**REQUIRED WORK:** Go through the records and show each line where the word "JSON" occurs.

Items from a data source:
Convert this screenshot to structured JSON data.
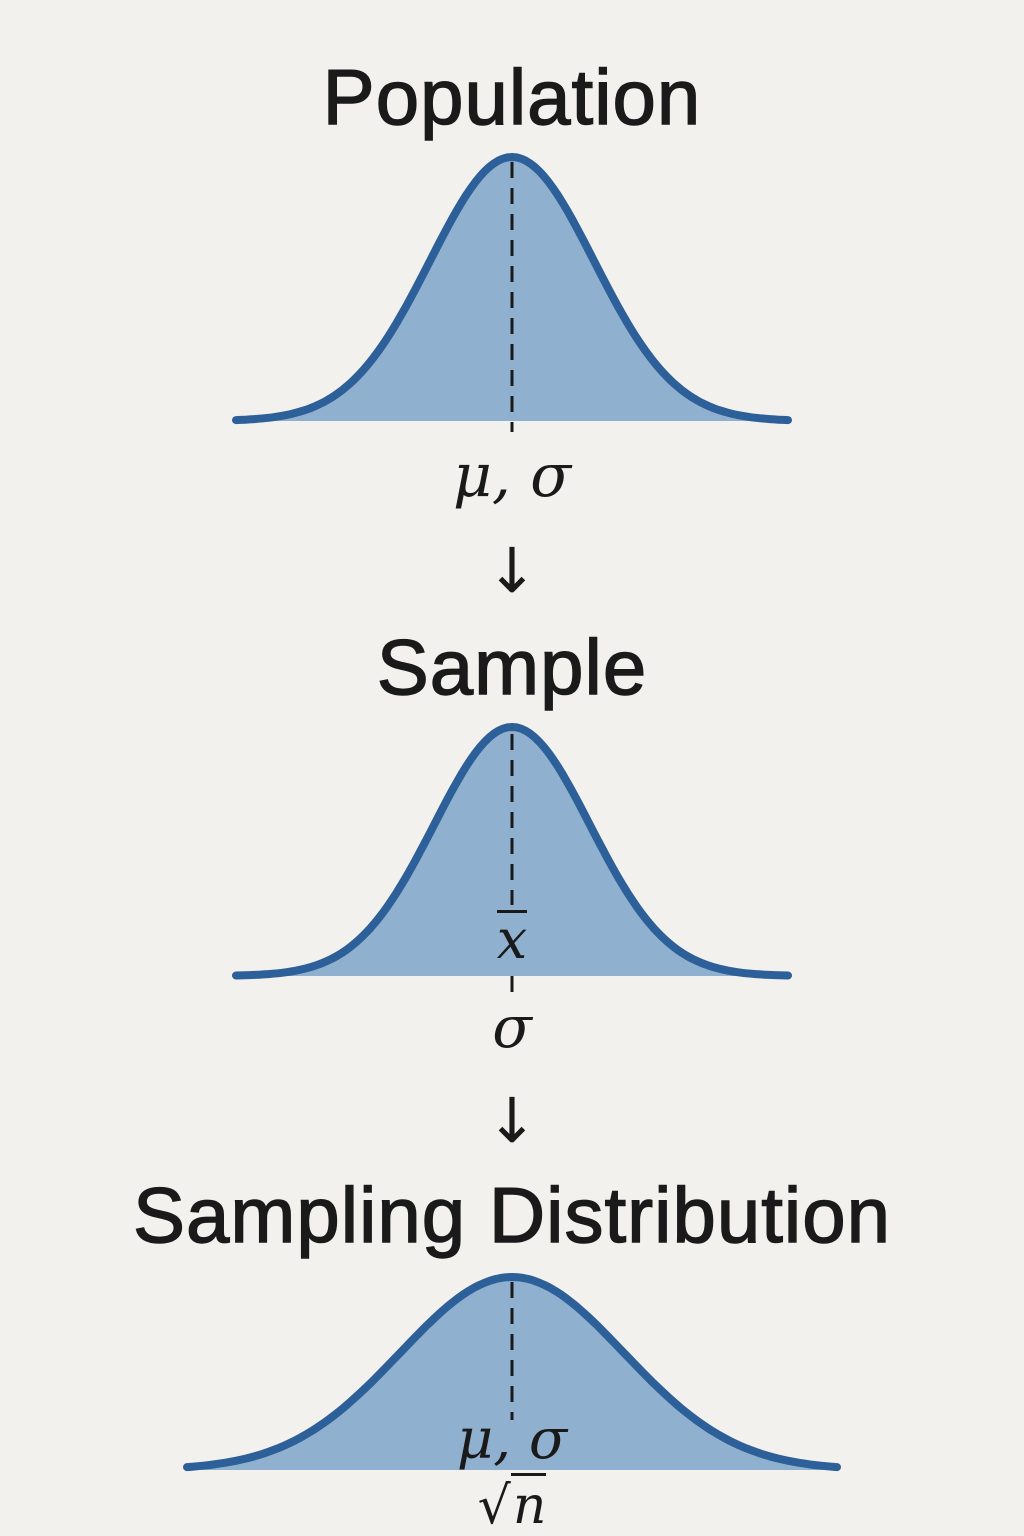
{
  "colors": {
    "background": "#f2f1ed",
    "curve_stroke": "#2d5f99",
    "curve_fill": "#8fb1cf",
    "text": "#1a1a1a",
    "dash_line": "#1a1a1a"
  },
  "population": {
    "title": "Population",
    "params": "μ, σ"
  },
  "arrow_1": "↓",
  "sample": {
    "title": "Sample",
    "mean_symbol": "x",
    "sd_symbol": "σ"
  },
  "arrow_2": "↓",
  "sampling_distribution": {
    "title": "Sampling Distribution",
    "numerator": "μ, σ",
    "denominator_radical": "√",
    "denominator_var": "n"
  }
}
---
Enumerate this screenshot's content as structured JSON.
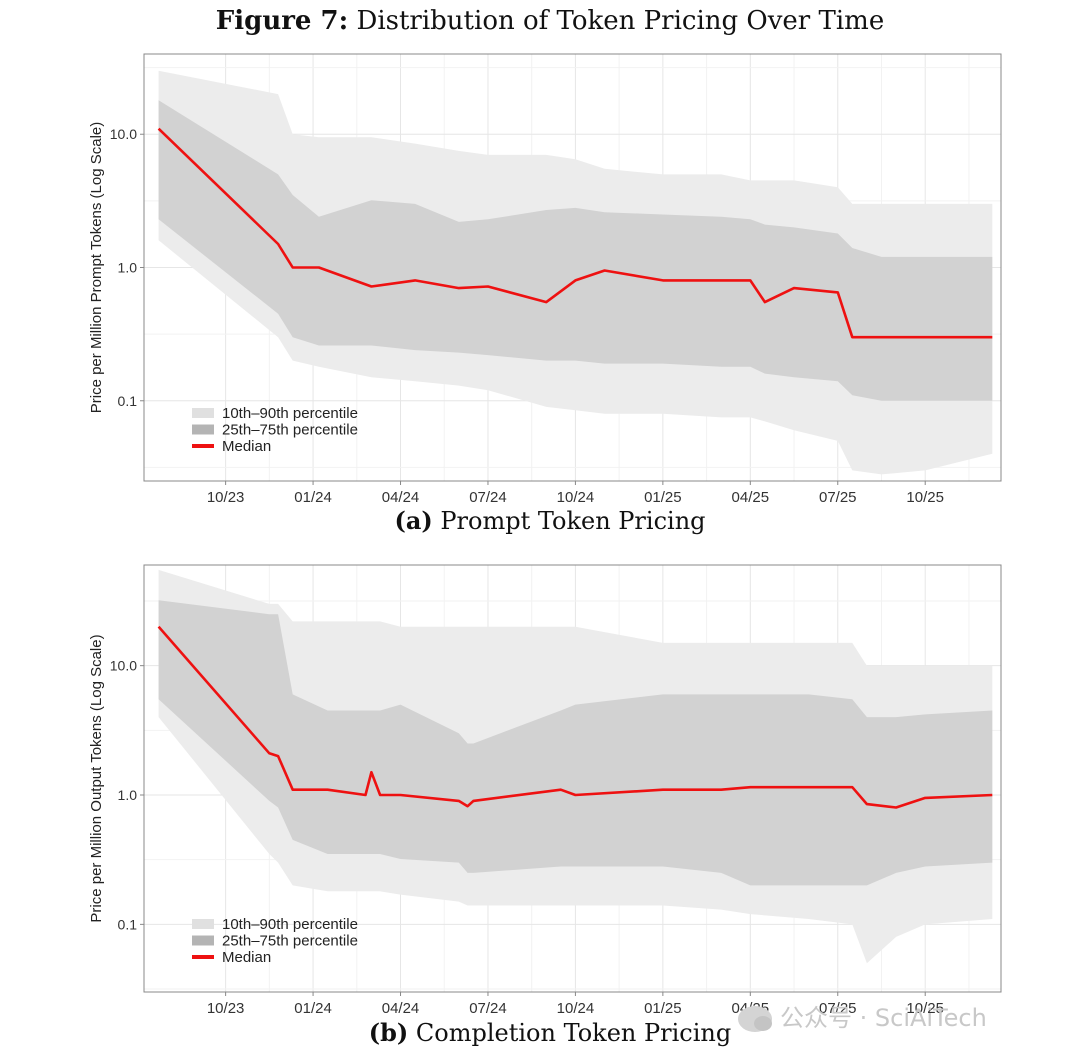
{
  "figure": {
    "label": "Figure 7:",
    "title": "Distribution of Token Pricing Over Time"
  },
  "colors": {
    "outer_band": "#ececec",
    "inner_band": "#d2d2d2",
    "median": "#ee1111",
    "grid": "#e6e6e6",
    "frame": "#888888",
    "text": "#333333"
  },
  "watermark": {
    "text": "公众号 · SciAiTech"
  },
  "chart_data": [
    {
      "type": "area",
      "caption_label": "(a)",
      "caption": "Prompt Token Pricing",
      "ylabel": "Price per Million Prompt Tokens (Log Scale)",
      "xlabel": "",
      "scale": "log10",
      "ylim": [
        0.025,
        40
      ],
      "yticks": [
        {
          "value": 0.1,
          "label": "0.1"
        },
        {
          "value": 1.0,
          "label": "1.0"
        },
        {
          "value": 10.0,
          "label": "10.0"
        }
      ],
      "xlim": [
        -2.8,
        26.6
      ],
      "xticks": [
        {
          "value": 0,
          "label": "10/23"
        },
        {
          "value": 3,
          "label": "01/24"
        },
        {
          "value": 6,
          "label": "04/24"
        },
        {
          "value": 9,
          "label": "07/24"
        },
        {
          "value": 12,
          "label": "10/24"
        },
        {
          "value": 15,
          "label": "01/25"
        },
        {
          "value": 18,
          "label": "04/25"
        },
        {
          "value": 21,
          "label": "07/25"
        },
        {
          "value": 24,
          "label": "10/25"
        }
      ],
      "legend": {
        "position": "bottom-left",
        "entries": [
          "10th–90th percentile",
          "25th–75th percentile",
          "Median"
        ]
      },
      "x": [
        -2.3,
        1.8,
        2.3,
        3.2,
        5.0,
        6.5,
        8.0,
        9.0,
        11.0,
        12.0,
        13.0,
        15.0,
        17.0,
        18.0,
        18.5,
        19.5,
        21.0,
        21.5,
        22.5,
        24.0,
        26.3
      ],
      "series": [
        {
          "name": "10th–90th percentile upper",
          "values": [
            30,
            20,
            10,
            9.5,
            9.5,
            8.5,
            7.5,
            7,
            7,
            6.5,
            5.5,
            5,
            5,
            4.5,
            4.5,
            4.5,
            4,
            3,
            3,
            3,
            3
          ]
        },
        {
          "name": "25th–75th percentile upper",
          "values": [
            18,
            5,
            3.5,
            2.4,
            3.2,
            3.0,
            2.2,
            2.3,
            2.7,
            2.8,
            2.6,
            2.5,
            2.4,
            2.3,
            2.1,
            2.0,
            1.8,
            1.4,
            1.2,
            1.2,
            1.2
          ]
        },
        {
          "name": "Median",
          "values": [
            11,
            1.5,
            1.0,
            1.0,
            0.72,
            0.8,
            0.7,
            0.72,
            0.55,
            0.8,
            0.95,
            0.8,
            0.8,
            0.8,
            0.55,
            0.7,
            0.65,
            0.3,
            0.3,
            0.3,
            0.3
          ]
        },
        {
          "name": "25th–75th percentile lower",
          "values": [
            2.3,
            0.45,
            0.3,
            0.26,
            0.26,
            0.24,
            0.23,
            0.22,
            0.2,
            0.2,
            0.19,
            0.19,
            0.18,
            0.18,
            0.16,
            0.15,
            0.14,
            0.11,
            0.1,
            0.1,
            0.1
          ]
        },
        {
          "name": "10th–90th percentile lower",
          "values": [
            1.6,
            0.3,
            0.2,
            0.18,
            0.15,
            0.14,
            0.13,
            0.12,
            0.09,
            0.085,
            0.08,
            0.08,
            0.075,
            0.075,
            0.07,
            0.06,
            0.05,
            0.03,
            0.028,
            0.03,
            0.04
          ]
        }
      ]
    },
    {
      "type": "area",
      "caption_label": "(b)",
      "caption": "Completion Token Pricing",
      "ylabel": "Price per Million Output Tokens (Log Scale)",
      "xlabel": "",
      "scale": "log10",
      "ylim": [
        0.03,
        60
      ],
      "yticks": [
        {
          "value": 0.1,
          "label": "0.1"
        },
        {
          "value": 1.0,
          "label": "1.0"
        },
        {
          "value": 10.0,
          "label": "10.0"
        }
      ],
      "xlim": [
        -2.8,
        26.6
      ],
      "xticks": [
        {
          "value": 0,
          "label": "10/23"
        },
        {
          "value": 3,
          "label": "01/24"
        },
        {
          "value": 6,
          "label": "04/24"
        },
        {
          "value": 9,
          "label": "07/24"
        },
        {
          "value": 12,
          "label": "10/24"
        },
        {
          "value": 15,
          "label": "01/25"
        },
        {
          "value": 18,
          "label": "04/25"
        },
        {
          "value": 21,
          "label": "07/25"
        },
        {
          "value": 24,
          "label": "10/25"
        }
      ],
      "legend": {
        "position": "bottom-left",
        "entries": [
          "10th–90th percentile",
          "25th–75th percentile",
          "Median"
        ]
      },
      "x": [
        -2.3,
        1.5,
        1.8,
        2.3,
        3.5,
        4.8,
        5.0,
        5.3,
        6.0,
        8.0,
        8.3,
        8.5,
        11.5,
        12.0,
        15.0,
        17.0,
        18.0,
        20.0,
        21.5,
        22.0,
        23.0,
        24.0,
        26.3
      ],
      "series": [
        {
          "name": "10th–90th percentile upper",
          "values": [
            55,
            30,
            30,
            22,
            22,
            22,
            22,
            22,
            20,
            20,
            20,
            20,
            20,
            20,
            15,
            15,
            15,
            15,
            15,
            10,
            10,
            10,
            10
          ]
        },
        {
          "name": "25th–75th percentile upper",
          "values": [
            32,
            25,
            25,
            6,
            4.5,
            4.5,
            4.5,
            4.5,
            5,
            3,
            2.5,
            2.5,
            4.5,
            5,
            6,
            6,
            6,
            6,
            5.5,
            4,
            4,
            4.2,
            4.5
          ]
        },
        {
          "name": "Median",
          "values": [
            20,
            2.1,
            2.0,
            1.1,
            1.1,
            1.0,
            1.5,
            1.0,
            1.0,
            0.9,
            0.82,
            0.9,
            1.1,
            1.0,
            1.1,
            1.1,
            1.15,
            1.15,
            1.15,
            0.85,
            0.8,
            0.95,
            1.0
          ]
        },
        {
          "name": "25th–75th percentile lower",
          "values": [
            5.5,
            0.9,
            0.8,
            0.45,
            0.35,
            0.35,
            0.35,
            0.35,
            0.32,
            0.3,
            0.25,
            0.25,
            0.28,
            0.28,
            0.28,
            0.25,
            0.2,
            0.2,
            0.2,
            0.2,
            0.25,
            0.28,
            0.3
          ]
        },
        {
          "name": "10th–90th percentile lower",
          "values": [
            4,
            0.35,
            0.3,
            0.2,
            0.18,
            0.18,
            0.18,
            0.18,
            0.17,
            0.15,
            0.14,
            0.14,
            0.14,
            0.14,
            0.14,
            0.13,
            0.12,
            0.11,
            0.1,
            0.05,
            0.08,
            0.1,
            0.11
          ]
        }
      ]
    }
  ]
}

**TASK RESPONSE:**
Convert this screenshot to structured JSON data.
Enumerate this screenshot's content as structured JSON.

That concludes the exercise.